Short task: Extract the records in full, leaving every picture out.

[Source records]
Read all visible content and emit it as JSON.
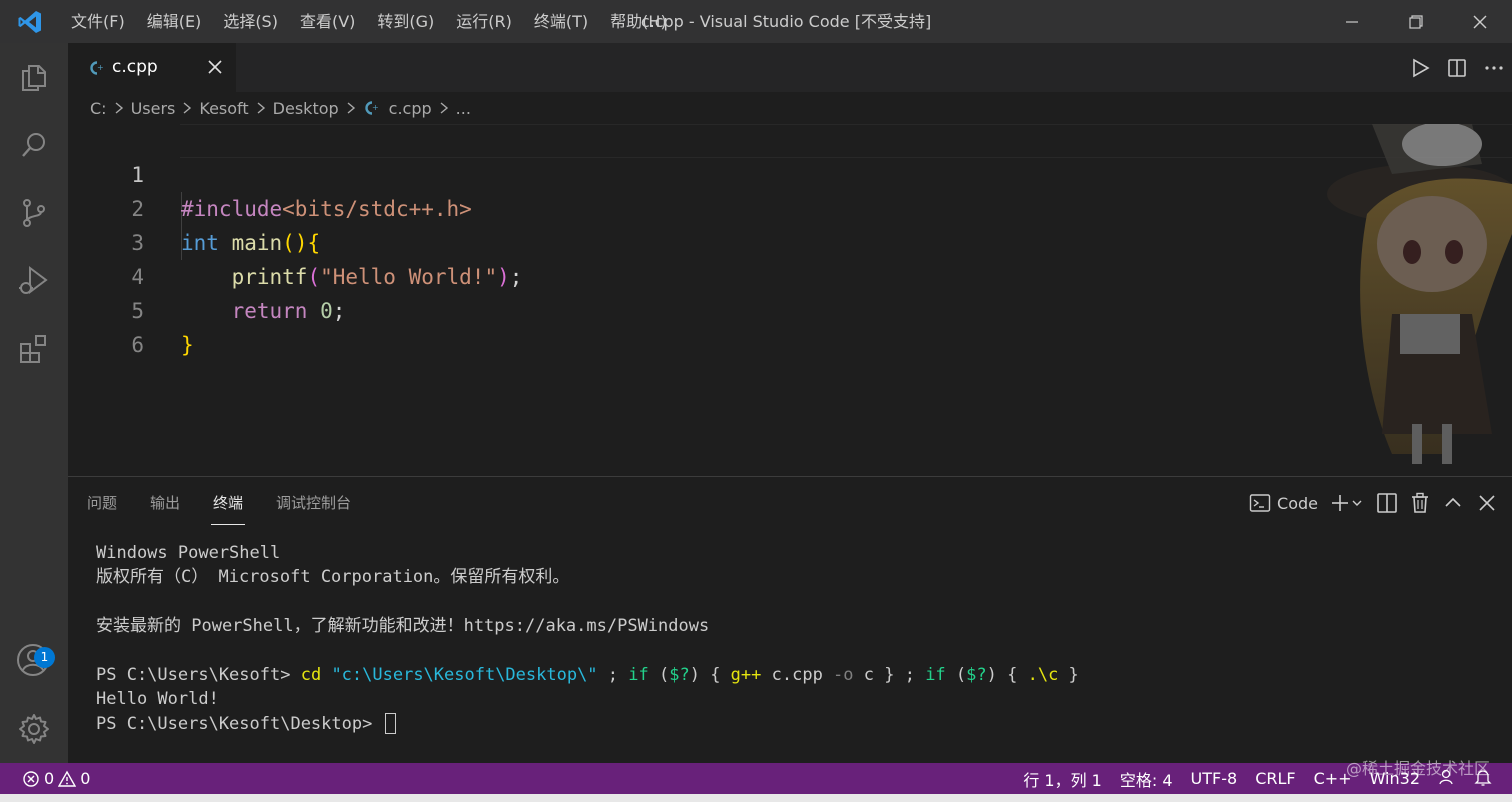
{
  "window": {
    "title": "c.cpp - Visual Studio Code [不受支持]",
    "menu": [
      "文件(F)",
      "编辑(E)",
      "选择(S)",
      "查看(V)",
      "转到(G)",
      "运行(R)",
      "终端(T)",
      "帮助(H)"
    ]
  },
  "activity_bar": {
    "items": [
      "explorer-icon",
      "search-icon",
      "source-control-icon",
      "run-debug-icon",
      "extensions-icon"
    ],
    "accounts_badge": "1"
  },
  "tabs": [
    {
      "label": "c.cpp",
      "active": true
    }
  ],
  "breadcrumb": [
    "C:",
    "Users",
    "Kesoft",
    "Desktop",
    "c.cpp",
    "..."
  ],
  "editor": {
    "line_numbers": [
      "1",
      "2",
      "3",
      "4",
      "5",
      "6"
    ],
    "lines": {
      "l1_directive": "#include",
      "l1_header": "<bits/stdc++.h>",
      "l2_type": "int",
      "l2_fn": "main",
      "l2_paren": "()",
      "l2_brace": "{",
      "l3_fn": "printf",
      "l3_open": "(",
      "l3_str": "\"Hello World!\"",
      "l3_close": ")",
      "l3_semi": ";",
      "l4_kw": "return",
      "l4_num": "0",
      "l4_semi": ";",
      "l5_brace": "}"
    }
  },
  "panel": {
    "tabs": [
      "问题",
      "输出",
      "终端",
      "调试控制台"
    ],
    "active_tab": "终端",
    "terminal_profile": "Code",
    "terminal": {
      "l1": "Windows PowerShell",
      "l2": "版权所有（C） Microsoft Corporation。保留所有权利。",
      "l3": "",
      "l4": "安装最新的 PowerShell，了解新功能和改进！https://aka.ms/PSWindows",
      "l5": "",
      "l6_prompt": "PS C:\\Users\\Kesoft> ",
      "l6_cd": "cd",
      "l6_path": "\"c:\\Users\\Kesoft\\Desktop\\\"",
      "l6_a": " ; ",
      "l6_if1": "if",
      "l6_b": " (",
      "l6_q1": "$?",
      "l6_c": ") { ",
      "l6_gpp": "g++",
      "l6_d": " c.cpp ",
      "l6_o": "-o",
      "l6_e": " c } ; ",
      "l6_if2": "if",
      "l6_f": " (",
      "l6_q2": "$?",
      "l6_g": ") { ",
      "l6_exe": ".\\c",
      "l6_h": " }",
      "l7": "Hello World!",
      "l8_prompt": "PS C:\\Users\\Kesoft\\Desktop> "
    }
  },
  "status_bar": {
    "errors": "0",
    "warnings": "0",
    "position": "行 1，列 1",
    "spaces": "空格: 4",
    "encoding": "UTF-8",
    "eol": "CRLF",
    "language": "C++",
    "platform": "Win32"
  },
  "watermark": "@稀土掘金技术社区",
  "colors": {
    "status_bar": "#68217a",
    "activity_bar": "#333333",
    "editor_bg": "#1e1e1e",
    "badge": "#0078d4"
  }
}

Result below:
Read all visible content and emit it as JSON.
{
  "window": {
    "title": "c.cpp - Visual Studio Code [不受支持]",
    "menu": [
      "文件(F)",
      "编辑(E)",
      "选择(S)",
      "查看(V)",
      "转到(G)",
      "运行(R)",
      "终端(T)",
      "帮助(H)"
    ]
  },
  "activity_bar": {
    "items": [
      "explorer-icon",
      "search-icon",
      "source-control-icon",
      "run-debug-icon",
      "extensions-icon"
    ],
    "accounts_badge": "1"
  },
  "tabs": [
    {
      "label": "c.cpp",
      "active": true
    }
  ],
  "breadcrumb": [
    "C:",
    "Users",
    "Kesoft",
    "Desktop",
    "c.cpp",
    "..."
  ],
  "editor": {
    "line_numbers": [
      "1",
      "2",
      "3",
      "4",
      "5",
      "6"
    ],
    "lines": {
      "l1_directive": "#include",
      "l1_header": "<bits/stdc++.h>",
      "l2_type": "int",
      "l2_fn": "main",
      "l2_paren": "()",
      "l2_brace": "{",
      "l3_fn": "printf",
      "l3_open": "(",
      "l3_str": "\"Hello World!\"",
      "l3_close": ")",
      "l3_semi": ";",
      "l4_kw": "return",
      "l4_num": "0",
      "l4_semi": ";",
      "l5_brace": "}"
    }
  },
  "panel": {
    "tabs": [
      "问题",
      "输出",
      "终端",
      "调试控制台"
    ],
    "active_tab": "终端",
    "terminal_profile": "Code",
    "terminal": {
      "l1": "Windows PowerShell",
      "l2": "版权所有（C） Microsoft Corporation。保留所有权利。",
      "l3": "",
      "l4": "安装最新的 PowerShell，了解新功能和改进！https://aka.ms/PSWindows",
      "l5": "",
      "l6_prompt": "PS C:\\Users\\Kesoft> ",
      "l6_cd": "cd",
      "l6_path": "\"c:\\Users\\Kesoft\\Desktop\\\"",
      "l6_a": " ; ",
      "l6_if1": "if",
      "l6_b": " (",
      "l6_q1": "$?",
      "l6_c": ") { ",
      "l6_gpp": "g++",
      "l6_d": " c.cpp ",
      "l6_o": "-o",
      "l6_e": " c } ; ",
      "l6_if2": "if",
      "l6_f": " (",
      "l6_q2": "$?",
      "l6_g": ") { ",
      "l6_exe": ".\\c",
      "l6_h": " }",
      "l7": "Hello World!",
      "l8_prompt": "PS C:\\Users\\Kesoft\\Desktop> "
    }
  },
  "status_bar": {
    "errors": "0",
    "warnings": "0",
    "position": "行 1，列 1",
    "spaces": "空格: 4",
    "encoding": "UTF-8",
    "eol": "CRLF",
    "language": "C++",
    "platform": "Win32"
  },
  "watermark": "@稀土掘金技术社区",
  "colors": {
    "status_bar": "#68217a",
    "activity_bar": "#333333",
    "editor_bg": "#1e1e1e",
    "badge": "#0078d4"
  }
}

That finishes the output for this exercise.